Task directions:
For every line in the records that has the word "with", make a copy.

Given records:

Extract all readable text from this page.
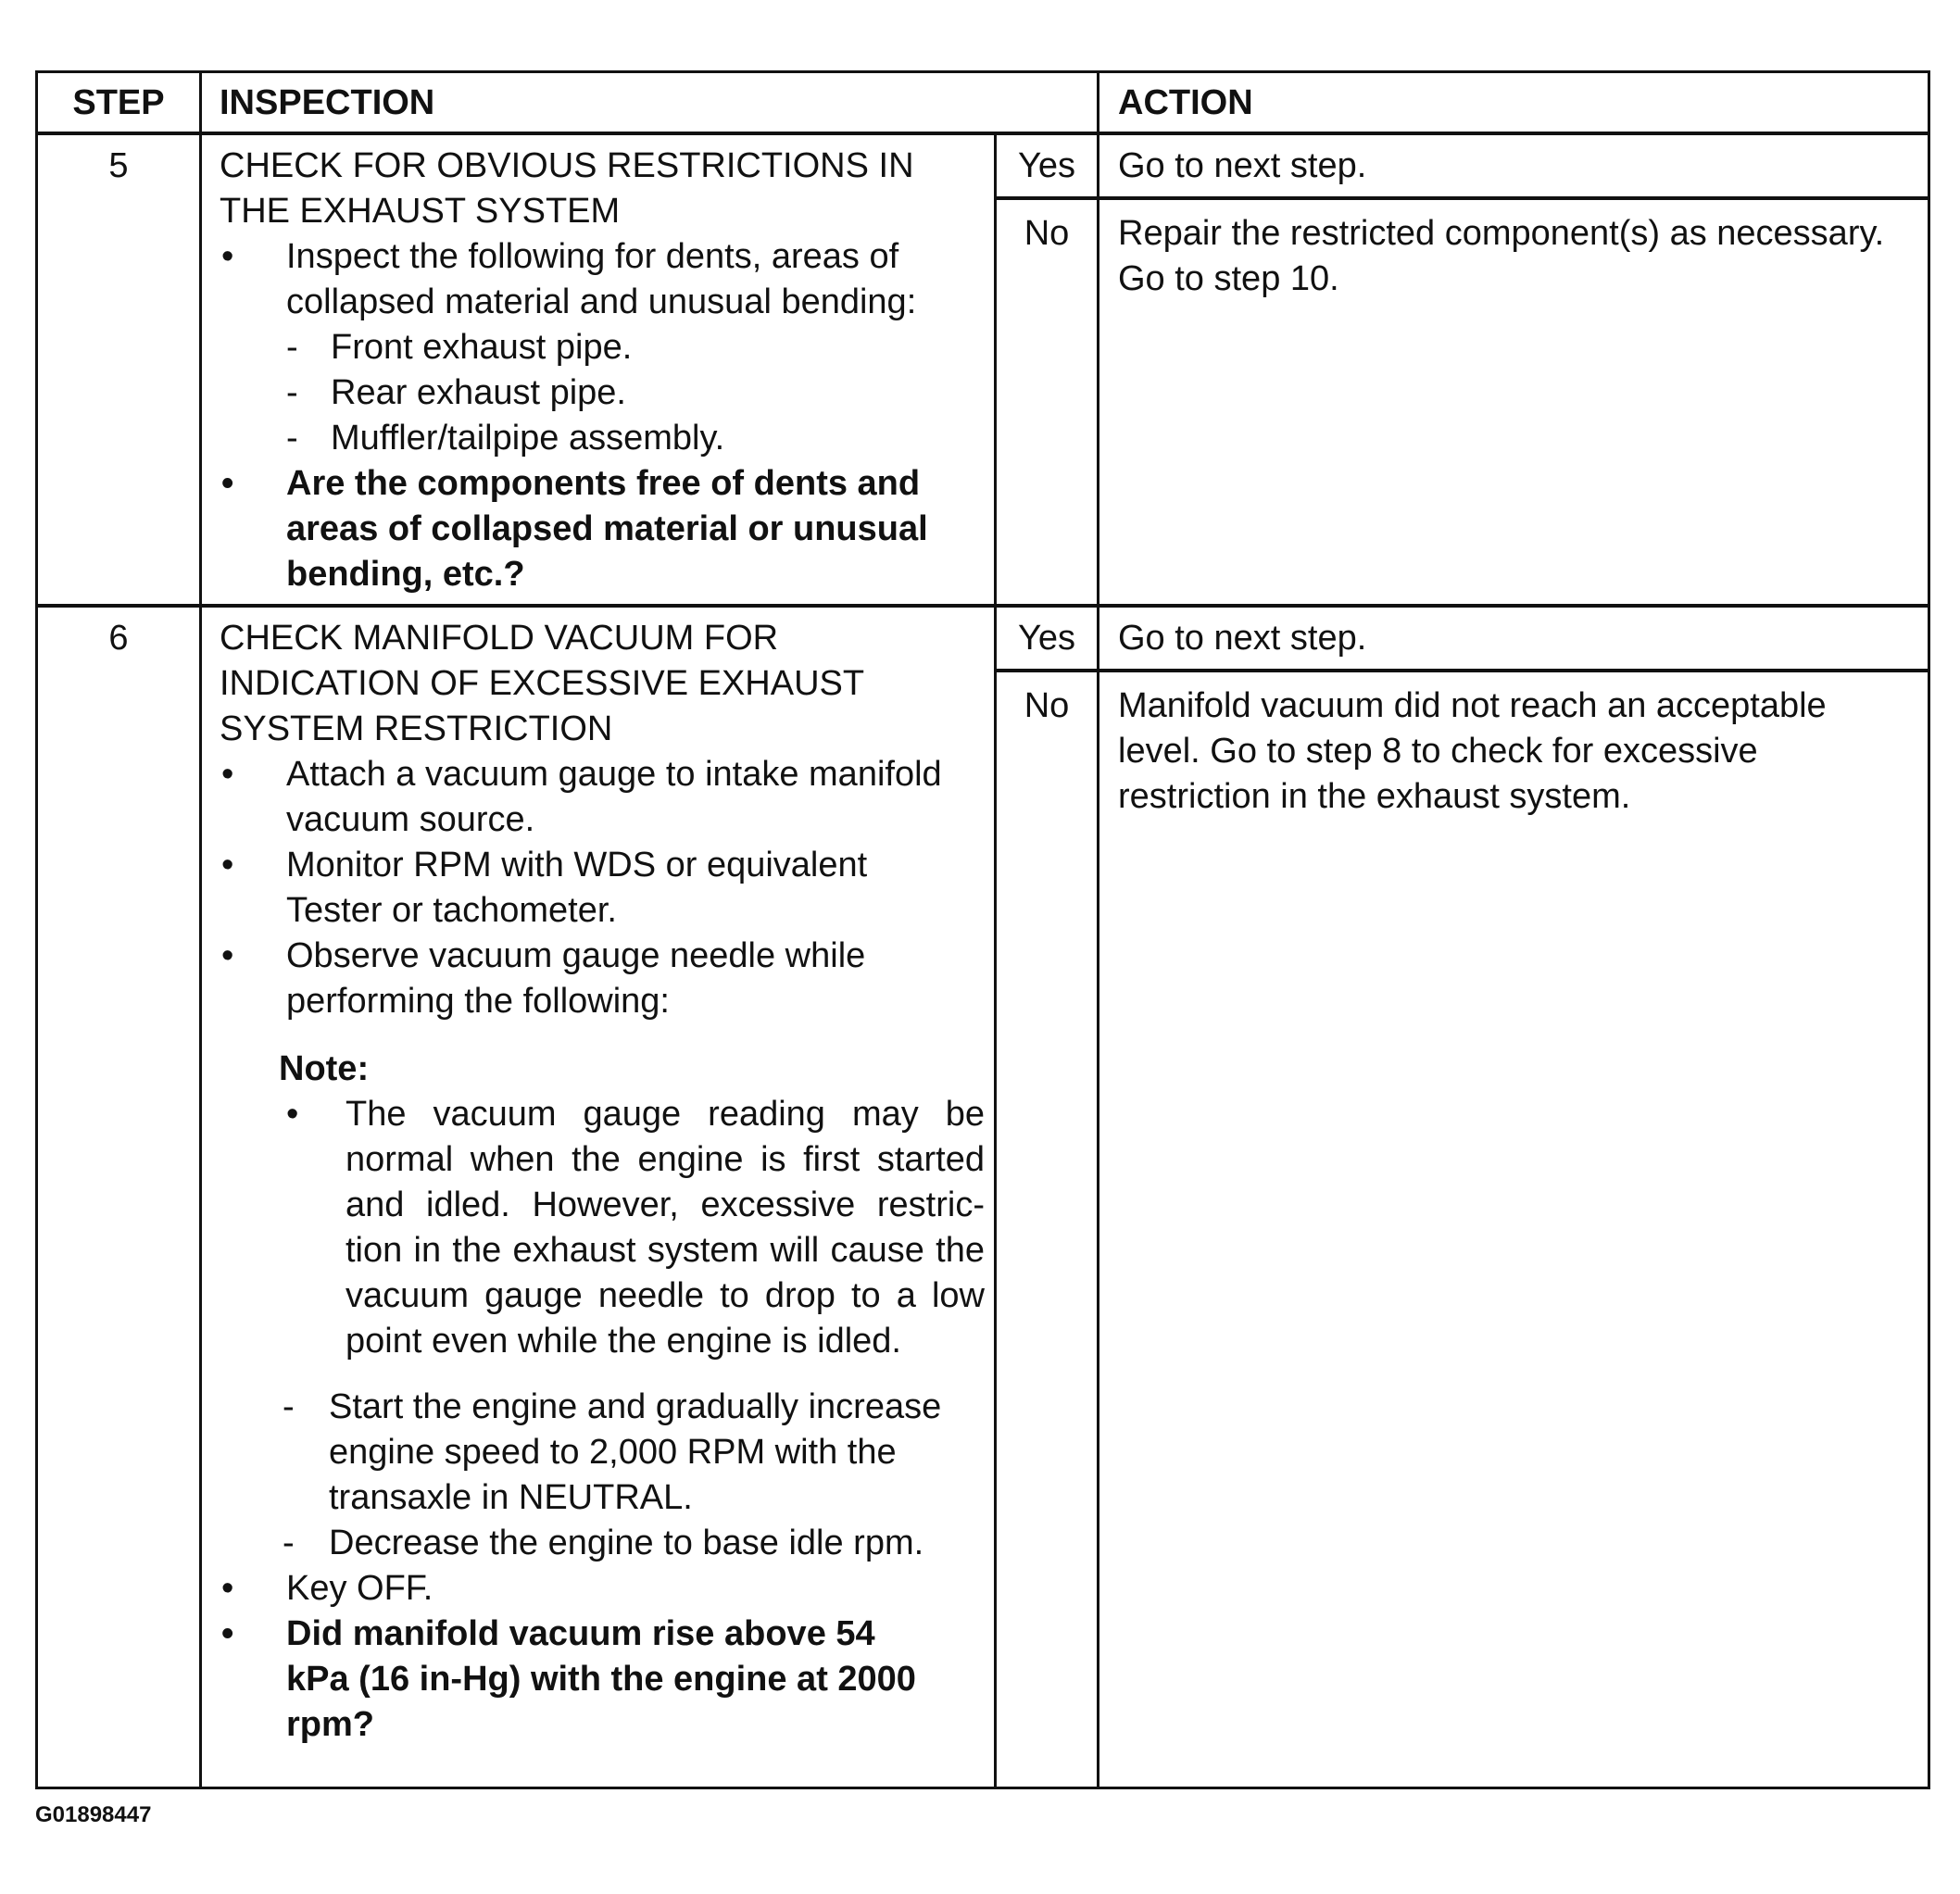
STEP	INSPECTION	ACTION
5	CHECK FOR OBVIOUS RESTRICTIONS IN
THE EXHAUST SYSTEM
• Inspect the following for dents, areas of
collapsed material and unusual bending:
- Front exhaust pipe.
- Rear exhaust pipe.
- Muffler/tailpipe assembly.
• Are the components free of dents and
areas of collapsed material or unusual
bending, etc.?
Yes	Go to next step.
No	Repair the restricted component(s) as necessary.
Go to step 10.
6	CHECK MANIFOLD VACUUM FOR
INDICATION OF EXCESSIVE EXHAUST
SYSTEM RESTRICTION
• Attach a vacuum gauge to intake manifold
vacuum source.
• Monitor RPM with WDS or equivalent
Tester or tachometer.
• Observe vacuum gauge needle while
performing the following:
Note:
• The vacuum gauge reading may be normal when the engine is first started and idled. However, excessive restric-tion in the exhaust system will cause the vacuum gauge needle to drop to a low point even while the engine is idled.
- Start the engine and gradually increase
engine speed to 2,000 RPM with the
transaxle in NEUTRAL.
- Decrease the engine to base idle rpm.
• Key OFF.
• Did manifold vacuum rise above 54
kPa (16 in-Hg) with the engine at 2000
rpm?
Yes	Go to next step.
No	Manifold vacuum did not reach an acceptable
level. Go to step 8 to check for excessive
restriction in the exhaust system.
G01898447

Solved exercise:
• Monitor RPM with WDS or equivalent
engine speed to 2,000 RPM with the
kPa (16 in-Hg) with the engine at 2000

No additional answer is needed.